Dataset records
>>

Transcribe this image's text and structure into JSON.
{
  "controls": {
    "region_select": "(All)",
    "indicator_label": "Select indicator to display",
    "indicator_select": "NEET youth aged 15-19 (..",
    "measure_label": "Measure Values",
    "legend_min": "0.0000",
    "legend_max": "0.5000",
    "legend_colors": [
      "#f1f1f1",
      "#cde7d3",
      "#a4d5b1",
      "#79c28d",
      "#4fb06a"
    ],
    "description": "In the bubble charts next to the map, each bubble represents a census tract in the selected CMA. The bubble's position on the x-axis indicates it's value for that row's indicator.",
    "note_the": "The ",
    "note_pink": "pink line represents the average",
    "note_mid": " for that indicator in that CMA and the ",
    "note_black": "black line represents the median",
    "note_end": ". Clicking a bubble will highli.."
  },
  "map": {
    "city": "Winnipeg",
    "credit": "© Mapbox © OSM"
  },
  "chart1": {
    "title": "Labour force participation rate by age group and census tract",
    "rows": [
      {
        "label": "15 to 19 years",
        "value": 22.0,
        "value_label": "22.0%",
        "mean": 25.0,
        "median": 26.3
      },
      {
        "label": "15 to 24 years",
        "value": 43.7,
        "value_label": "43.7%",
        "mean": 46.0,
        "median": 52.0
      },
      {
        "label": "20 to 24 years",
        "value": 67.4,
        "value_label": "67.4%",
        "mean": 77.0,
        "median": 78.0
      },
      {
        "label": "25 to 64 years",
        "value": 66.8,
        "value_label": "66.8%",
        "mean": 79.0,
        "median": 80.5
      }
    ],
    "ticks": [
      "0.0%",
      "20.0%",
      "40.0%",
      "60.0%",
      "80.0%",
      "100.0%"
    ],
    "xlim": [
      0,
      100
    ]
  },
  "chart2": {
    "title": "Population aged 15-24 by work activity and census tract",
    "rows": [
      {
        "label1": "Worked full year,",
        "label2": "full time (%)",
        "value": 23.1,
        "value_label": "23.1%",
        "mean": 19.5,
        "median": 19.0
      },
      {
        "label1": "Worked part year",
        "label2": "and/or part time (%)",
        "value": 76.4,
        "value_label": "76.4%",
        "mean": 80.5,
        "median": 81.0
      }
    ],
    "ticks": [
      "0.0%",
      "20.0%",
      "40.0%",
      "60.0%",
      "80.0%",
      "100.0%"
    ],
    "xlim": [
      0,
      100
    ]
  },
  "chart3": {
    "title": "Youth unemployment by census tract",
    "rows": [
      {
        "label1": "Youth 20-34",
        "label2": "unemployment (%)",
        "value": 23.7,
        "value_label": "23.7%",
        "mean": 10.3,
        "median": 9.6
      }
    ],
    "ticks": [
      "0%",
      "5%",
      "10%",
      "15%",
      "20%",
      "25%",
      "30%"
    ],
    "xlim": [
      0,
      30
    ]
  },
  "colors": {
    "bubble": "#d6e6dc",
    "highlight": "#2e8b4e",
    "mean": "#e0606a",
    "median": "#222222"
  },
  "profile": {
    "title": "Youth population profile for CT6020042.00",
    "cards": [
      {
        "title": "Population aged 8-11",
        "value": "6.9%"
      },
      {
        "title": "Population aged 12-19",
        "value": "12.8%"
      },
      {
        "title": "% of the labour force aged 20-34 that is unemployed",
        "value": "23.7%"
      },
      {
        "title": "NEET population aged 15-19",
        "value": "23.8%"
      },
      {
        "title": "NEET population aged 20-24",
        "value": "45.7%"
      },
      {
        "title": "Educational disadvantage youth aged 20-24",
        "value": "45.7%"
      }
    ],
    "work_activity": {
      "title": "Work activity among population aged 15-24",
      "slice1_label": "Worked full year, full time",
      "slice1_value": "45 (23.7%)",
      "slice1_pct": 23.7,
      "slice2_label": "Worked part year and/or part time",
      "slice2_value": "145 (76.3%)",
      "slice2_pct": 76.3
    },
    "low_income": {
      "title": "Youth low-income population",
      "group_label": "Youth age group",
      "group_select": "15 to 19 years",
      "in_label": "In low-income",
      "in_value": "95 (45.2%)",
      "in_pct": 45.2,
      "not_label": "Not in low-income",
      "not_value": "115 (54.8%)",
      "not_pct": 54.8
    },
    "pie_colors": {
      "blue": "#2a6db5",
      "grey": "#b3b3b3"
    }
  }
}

<<

Reproduce the records above exactly as they appear.

Transcribe this image's text and structure into JSON.
{
  "controls": {
    "region_select": "(All)",
    "indicator_label": "Select indicator to display",
    "indicator_select": "NEET youth aged 15-19 (..",
    "measure_label": "Measure Values",
    "legend_min": "0.0000",
    "legend_max": "0.5000",
    "legend_colors": [
      "#f1f1f1",
      "#cde7d3",
      "#a4d5b1",
      "#79c28d",
      "#4fb06a"
    ],
    "description": "In the bubble charts next to the map, each bubble represents a census tract in the selected CMA. The bubble's position on the x-axis indicates it's value for that row's indicator.",
    "note_the": "The ",
    "note_pink": "pink line represents the average",
    "note_mid": " for that indicator in that CMA and the ",
    "note_black": "black line represents the median",
    "note_end": ". Clicking a bubble will highli.."
  },
  "map": {
    "city": "Winnipeg",
    "credit": "© Mapbox © OSM"
  },
  "chart1": {
    "title": "Labour force participation rate by age group and census tract",
    "rows": [
      {
        "label": "15 to 19 years",
        "value": 22.0,
        "value_label": "22.0%",
        "mean": 25.0,
        "median": 26.3
      },
      {
        "label": "15 to 24 years",
        "value": 43.7,
        "value_label": "43.7%",
        "mean": 46.0,
        "median": 52.0
      },
      {
        "label": "20 to 24 years",
        "value": 67.4,
        "value_label": "67.4%",
        "mean": 77.0,
        "median": 78.0
      },
      {
        "label": "25 to 64 years",
        "value": 66.8,
        "value_label": "66.8%",
        "mean": 79.0,
        "median": 80.5
      }
    ],
    "ticks": [
      "0.0%",
      "20.0%",
      "40.0%",
      "60.0%",
      "80.0%",
      "100.0%"
    ],
    "xlim": [
      0,
      100
    ]
  },
  "chart2": {
    "title": "Population aged 15-24 by work activity and census tract",
    "rows": [
      {
        "label1": "Worked full year,",
        "label2": "full time (%)",
        "value": 23.1,
        "value_label": "23.1%",
        "mean": 19.5,
        "median": 19.0
      },
      {
        "label1": "Worked part year",
        "label2": "and/or part time (%)",
        "value": 76.4,
        "value_label": "76.4%",
        "mean": 80.5,
        "median": 81.0
      }
    ],
    "ticks": [
      "0.0%",
      "20.0%",
      "40.0%",
      "60.0%",
      "80.0%",
      "100.0%"
    ],
    "xlim": [
      0,
      100
    ]
  },
  "chart3": {
    "title": "Youth unemployment by census tract",
    "rows": [
      {
        "label1": "Youth 20-34",
        "label2": "unemployment (%)",
        "value": 23.7,
        "value_label": "23.7%",
        "mean": 10.3,
        "median": 9.6
      }
    ],
    "ticks": [
      "0%",
      "5%",
      "10%",
      "15%",
      "20%",
      "25%",
      "30%"
    ],
    "xlim": [
      0,
      30
    ]
  },
  "colors": {
    "bubble": "#d6e6dc",
    "highlight": "#2e8b4e",
    "mean": "#e0606a",
    "median": "#222222"
  },
  "profile": {
    "title": "Youth population profile for CT6020042.00",
    "cards": [
      {
        "title": "Population aged 8-11",
        "value": "6.9%"
      },
      {
        "title": "Population aged 12-19",
        "value": "12.8%"
      },
      {
        "title": "% of the labour force aged 20-34 that is unemployed",
        "value": "23.7%"
      },
      {
        "title": "NEET population aged 15-19",
        "value": "23.8%"
      },
      {
        "title": "NEET population aged 20-24",
        "value": "45.7%"
      },
      {
        "title": "Educational disadvantage youth aged 20-24",
        "value": "45.7%"
      }
    ],
    "work_activity": {
      "title": "Work activity among population aged 15-24",
      "slice1_label": "Worked full year, full time",
      "slice1_value": "45 (23.7%)",
      "slice1_pct": 23.7,
      "slice2_label": "Worked part year and/or part time",
      "slice2_value": "145 (76.3%)",
      "slice2_pct": 76.3
    },
    "low_income": {
      "title": "Youth low-income population",
      "group_label": "Youth age group",
      "group_select": "15 to 19 years",
      "in_label": "In low-income",
      "in_value": "95 (45.2%)",
      "in_pct": 45.2,
      "not_label": "Not in low-income",
      "not_value": "115 (54.8%)",
      "not_pct": 54.8
    },
    "pie_colors": {
      "blue": "#2a6db5",
      "grey": "#b3b3b3"
    }
  }
}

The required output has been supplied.